◆ Extracted text
####################

(Closed) Parents think I’m too young to get engaged…how to announce engagement to them?

posted 11 years ago in Family
Post # 17
Member
602 posts
Busy bee
  • Wedding: July 2013

@MrsNerd: Your relationship sounds so much like the one I’m in now. We knew immediately that we want to get married. It was actually when we met for the first time in person. My parents are so hesitant and every time I talk about it they look at me and tell me we should wait a year. I guess they don’t understand that I certainly do not, under any circumstance feel 19 (my age.) I will be graduating with my batchelors degree in May and for years have always been called an “old soul” I act like I’m 30, not 19. I’m terrified that I’ll end up with a lecture, instead of a congratulations, but your advice was great. I definitely won’t back down if that occurs! 

Post # 18
Member
1752 posts
Buzzing bee
  • Wedding: September 2012

Well, listen, you’re not *actually* engaged yet – you’re just talking about it – and there is a big difference. That gives your parents plenty of time to get adjusted to the idea and get to know you guys as a couple, so that once the time comes, they may have come around.  And also, a lot can change in a year, so maybe you guys will end up deciding to hold off anyway.  So for now, just enjoy things as they are, enjoy being with a guy who has already said he’d like to get engaged at some point, and worry about it when you need to worry about it – not before.

####################

◆ Problem A
Duplicate the records from the line containing "Localize each UI" through the line containing "307, 469, 338]", leaving out the pictures.
◆ Problem B
Finish out the next part of the forum thread about announcing an engagement to parents who think you're too young, continuing from the last post shown.

◆ Task data
####################

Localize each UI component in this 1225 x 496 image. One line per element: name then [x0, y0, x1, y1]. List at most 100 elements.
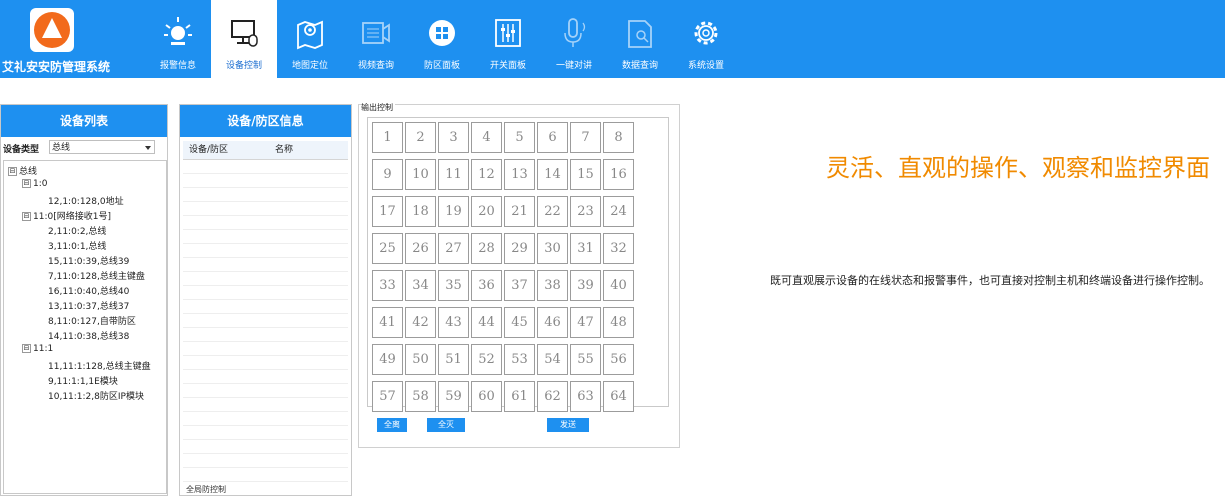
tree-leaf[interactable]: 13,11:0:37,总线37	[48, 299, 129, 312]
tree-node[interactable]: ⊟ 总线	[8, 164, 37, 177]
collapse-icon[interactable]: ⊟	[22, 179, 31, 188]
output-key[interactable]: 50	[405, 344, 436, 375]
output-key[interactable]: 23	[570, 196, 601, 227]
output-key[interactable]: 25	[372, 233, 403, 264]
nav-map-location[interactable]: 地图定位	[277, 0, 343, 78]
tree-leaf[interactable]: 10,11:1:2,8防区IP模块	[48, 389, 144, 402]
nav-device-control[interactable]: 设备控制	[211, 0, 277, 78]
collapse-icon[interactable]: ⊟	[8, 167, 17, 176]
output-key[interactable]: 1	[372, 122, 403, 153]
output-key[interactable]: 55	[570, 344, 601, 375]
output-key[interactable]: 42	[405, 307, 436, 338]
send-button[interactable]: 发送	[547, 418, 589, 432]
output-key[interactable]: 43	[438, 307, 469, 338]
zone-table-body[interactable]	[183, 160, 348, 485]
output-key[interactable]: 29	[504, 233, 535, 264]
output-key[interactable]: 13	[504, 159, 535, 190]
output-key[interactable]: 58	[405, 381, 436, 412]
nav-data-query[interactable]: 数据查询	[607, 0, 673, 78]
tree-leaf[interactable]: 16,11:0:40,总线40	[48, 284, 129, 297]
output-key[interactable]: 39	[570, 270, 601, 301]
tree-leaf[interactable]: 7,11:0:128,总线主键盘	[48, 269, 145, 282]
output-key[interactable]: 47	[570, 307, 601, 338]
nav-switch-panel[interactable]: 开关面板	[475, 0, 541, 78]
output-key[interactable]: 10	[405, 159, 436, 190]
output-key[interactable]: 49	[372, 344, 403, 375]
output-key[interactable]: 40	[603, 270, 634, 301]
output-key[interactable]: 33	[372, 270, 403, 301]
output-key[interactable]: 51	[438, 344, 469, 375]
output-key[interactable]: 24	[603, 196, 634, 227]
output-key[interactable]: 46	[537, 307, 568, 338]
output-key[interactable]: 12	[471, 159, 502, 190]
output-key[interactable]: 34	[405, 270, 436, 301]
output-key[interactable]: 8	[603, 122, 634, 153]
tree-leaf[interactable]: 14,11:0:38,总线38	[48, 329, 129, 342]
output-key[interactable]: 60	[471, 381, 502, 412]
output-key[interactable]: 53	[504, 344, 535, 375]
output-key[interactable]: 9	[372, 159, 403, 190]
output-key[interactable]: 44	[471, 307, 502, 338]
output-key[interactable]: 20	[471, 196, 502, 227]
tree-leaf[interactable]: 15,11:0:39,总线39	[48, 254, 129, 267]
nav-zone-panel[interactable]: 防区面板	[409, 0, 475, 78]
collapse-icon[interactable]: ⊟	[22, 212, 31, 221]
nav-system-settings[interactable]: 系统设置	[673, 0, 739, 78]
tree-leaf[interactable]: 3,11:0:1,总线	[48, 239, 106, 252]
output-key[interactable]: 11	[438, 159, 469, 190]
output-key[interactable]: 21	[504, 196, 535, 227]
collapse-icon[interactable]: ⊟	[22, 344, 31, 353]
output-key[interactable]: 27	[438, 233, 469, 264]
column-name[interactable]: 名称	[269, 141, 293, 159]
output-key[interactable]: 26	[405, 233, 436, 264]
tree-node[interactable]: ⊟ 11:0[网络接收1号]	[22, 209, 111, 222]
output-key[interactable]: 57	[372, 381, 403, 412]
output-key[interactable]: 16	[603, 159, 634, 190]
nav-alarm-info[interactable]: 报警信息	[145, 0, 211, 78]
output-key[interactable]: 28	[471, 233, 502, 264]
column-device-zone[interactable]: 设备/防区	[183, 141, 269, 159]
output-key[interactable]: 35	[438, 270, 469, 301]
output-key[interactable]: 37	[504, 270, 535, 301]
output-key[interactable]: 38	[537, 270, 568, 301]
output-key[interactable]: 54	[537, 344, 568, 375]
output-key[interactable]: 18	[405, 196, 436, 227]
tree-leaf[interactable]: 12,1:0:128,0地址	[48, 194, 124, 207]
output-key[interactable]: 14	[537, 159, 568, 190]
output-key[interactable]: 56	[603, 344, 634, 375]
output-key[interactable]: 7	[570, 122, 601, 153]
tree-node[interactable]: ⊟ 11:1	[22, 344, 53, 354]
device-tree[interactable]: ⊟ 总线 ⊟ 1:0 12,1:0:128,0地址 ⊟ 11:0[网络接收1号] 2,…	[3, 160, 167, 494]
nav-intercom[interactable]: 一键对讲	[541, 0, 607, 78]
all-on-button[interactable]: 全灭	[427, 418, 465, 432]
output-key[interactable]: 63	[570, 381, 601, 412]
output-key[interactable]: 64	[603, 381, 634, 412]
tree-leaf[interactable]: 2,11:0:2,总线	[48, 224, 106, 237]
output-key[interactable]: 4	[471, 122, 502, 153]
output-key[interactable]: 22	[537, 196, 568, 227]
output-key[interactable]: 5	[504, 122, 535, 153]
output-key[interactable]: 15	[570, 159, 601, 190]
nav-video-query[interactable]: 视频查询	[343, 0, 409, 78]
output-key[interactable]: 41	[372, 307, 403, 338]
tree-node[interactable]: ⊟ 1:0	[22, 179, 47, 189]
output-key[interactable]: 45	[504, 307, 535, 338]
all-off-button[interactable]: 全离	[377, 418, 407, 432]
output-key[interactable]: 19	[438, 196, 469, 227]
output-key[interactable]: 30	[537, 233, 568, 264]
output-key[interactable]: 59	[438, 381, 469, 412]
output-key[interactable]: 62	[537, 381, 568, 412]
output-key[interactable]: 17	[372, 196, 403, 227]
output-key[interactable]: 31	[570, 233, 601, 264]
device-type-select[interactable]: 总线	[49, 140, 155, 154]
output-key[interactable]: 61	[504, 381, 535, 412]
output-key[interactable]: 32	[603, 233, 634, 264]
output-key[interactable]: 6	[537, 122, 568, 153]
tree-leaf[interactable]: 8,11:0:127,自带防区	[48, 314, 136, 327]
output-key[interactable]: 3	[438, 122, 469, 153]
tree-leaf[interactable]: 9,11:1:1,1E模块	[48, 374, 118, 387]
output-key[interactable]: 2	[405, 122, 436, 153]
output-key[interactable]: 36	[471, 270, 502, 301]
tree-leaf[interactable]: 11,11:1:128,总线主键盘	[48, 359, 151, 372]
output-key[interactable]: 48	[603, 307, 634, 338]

####################

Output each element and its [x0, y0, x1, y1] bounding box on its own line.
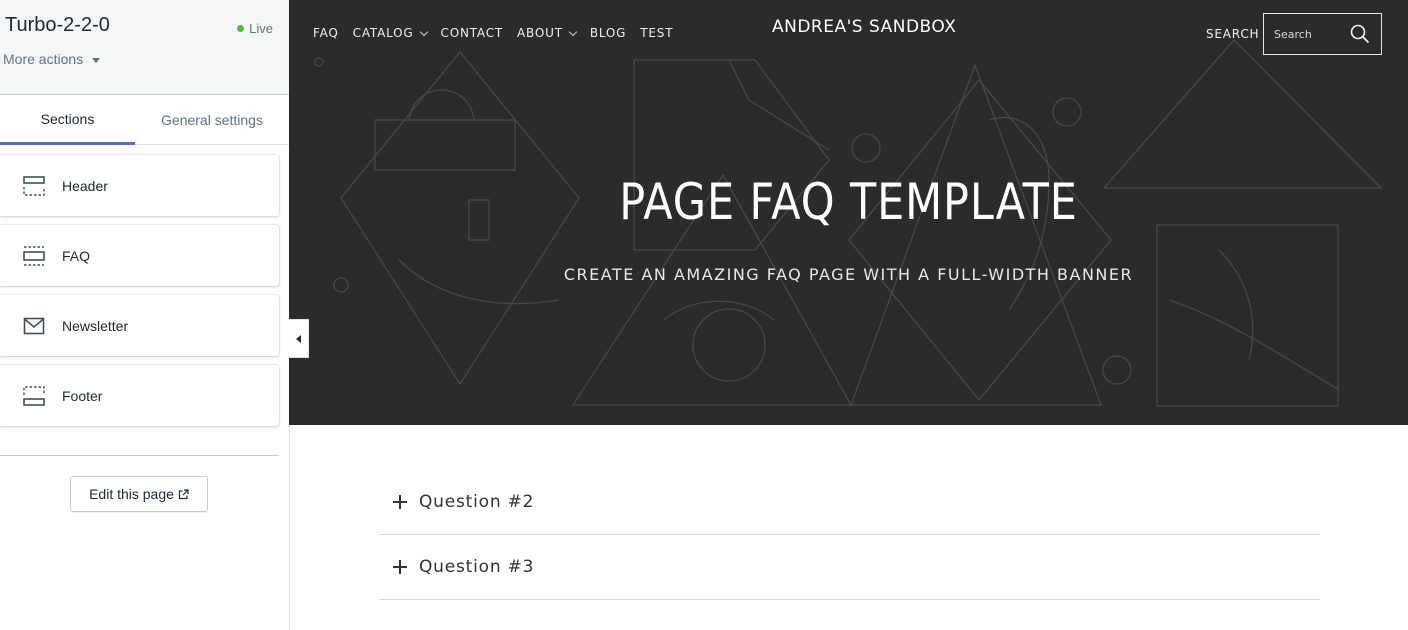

####################

◆ Final result A
Localize each UI component in this 1225 x 496 image. One line per element: name then [x0, y0, x1, y1]. List at most 100 elements.
tree-leaf[interactable]: 13,11:0:37,总线37	[48, 299, 129, 312]
tree-node[interactable]: ⊟ 总线	[8, 164, 37, 177]
collapse-icon[interactable]: ⊟	[22, 179, 31, 188]
output-key[interactable]: 50	[405, 344, 436, 375]
output-key[interactable]: 23	[570, 196, 601, 227]
output-key[interactable]: 25	[372, 233, 403, 264]
nav-map-location[interactable]: 地图定位	[277, 0, 343, 78]
tree-leaf[interactable]: 10,11:1:2,8防区IP模块	[48, 389, 144, 402]
nav-device-control[interactable]: 设备控制	[211, 0, 277, 78]
collapse-icon[interactable]: ⊟	[8, 167, 17, 176]
output-key[interactable]: 1	[372, 122, 403, 153]
output-key[interactable]: 55	[570, 344, 601, 375]
output-key[interactable]: 42	[405, 307, 436, 338]
send-button[interactable]: 发送	[547, 418, 589, 432]
output-key[interactable]: 43	[438, 307, 469, 338]

◆ Final result B
Post # 19
Member
332 posts
Helper bee
  • Wedding: October 2012

@mandypop:EXACTLY THIS

Warm them up to the idea, show them that you are responsible, and alleviate their fears. It’s not that they’re being malicious when they’re concerned! You’re your parents and their worries aren’t completely off base. Parents are always going to worry, whether you’re 20, 30, or 40. Just enjoy your awesome relationship, and don’t focus on this pending engagement that may or may not go over well with your family.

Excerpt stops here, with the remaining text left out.